Collected data entries:
------------------------------------------------
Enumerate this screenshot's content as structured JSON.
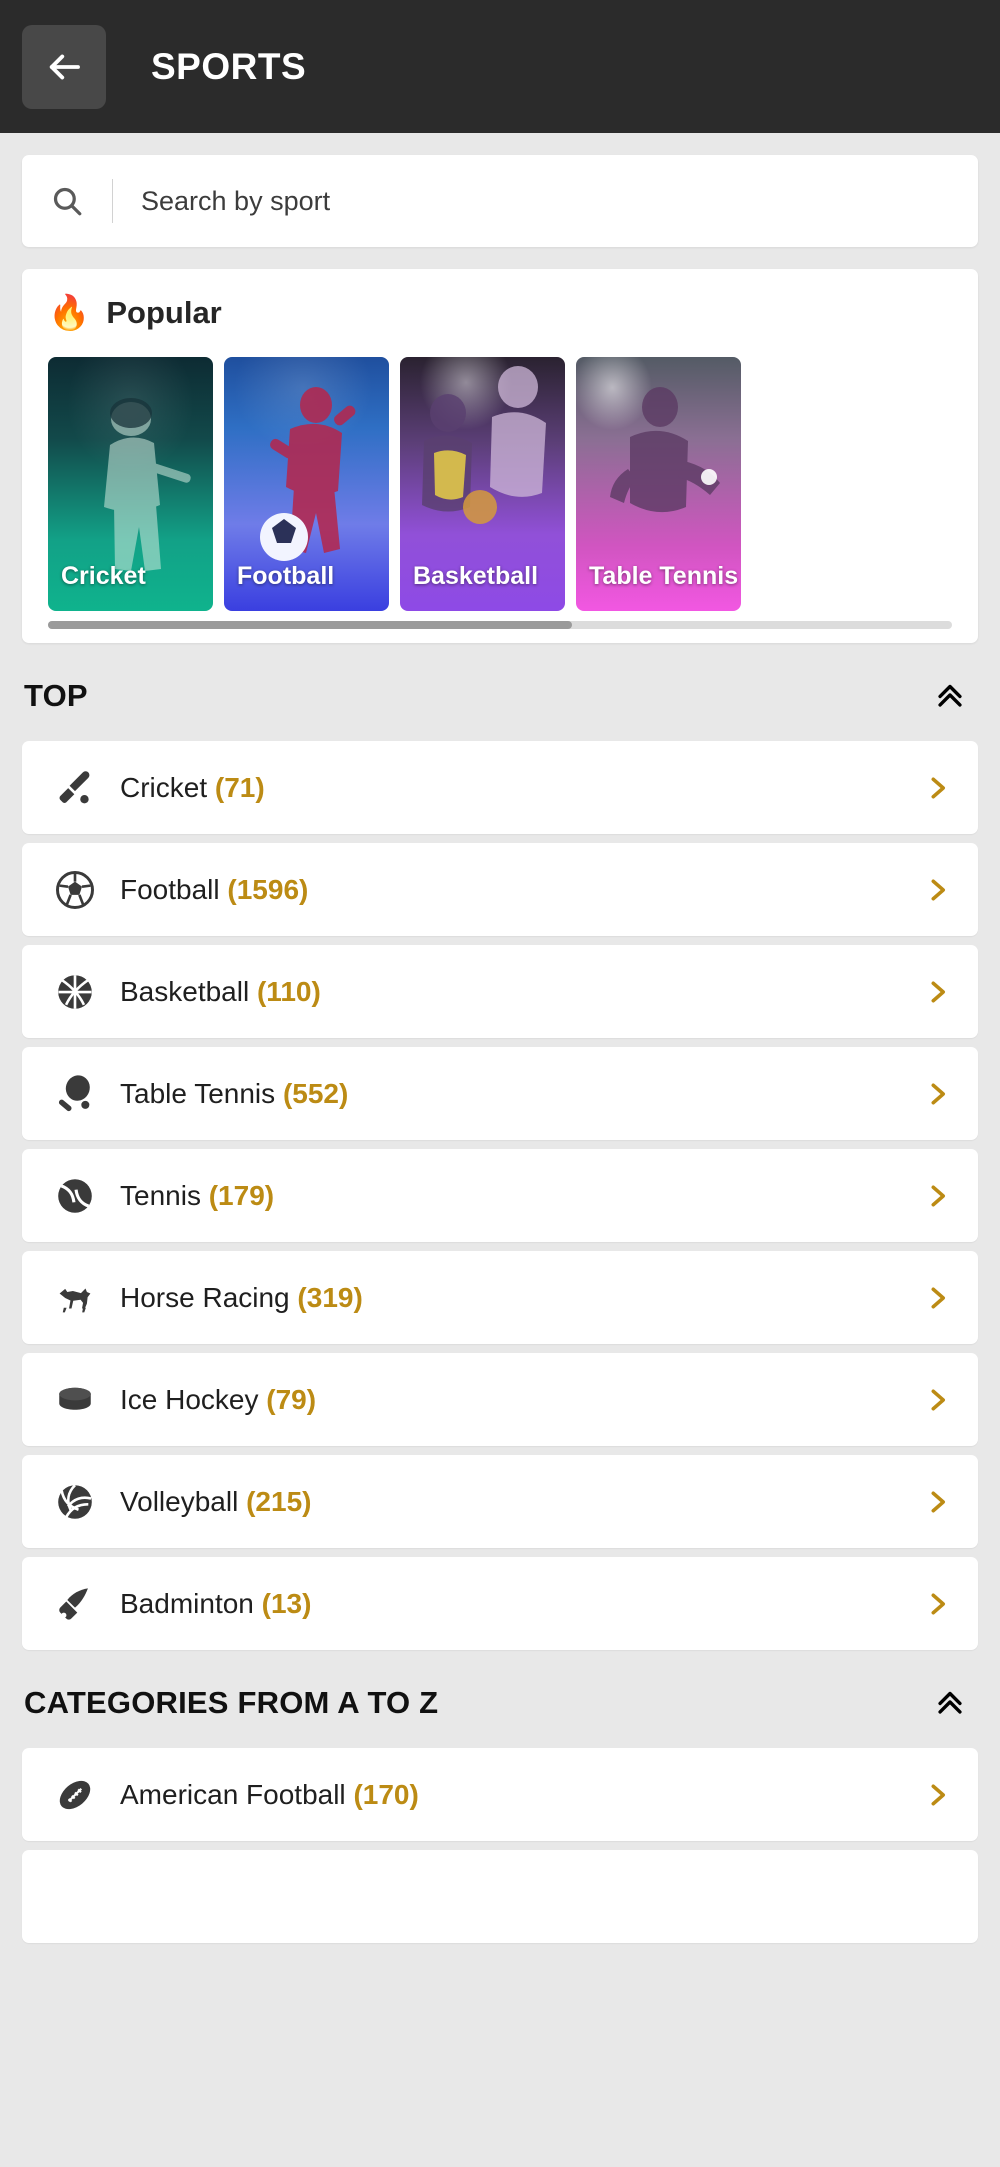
{
  "appbar": {
    "back_icon": "arrow-left-icon",
    "title": "SPORTS"
  },
  "search": {
    "icon": "search-icon",
    "placeholder": "Search by sport",
    "value": ""
  },
  "popular": {
    "icon": "fire-icon",
    "icon_glyph": "🔥",
    "title": "Popular",
    "cards": [
      {
        "label": "Cricket",
        "art": "cricket",
        "accent": "#0fb38d"
      },
      {
        "label": "Football",
        "art": "football",
        "accent": "#3a3fe0"
      },
      {
        "label": "Basketball",
        "art": "basketball",
        "accent": "#8e4ae6"
      },
      {
        "label": "Table Tennis",
        "art": "tabletennis",
        "accent": "#f257e2"
      }
    ]
  },
  "colors": {
    "accent_gold": "#BC8B14",
    "appbar_bg": "#2b2b2b",
    "page_bg": "#e8e8e8",
    "card_bg": "#ffffff",
    "text": "#1f1f1f"
  },
  "sections": [
    {
      "title": "TOP",
      "collapse_icon": "chevron-double-up-icon",
      "items": [
        {
          "name": "Cricket",
          "count": "(71)",
          "icon": "cricket-bat-icon",
          "chevron": "chevron-right-icon"
        },
        {
          "name": "Football",
          "count": "(1596)",
          "icon": "soccer-ball-icon",
          "chevron": "chevron-right-icon"
        },
        {
          "name": "Basketball",
          "count": "(110)",
          "icon": "basketball-icon",
          "chevron": "chevron-right-icon"
        },
        {
          "name": "Table Tennis",
          "count": "(552)",
          "icon": "ping-pong-paddle-icon",
          "chevron": "chevron-right-icon"
        },
        {
          "name": "Tennis",
          "count": "(179)",
          "icon": "tennis-ball-icon",
          "chevron": "chevron-right-icon"
        },
        {
          "name": "Horse Racing",
          "count": "(319)",
          "icon": "horse-icon",
          "chevron": "chevron-right-icon"
        },
        {
          "name": "Ice Hockey",
          "count": "(79)",
          "icon": "hockey-puck-icon",
          "chevron": "chevron-right-icon"
        },
        {
          "name": "Volleyball",
          "count": "(215)",
          "icon": "volleyball-icon",
          "chevron": "chevron-right-icon"
        },
        {
          "name": "Badminton",
          "count": "(13)",
          "icon": "shuttlecock-icon",
          "chevron": "chevron-right-icon"
        }
      ]
    },
    {
      "title": "CATEGORIES FROM A TO Z",
      "collapse_icon": "chevron-double-up-icon",
      "items": [
        {
          "name": "American Football",
          "count": "(170)",
          "icon": "american-football-icon",
          "chevron": "chevron-right-icon"
        }
      ]
    }
  ]
}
------------------------------------------------
**CHALLENGE:**
From the listing above, copy every line that holds the string "label".

**EXERCISE OUTPUT:**
        "label": "Cricket",
        "label": "Football",
        "label": "Basketball",
        "label": "Table Tennis",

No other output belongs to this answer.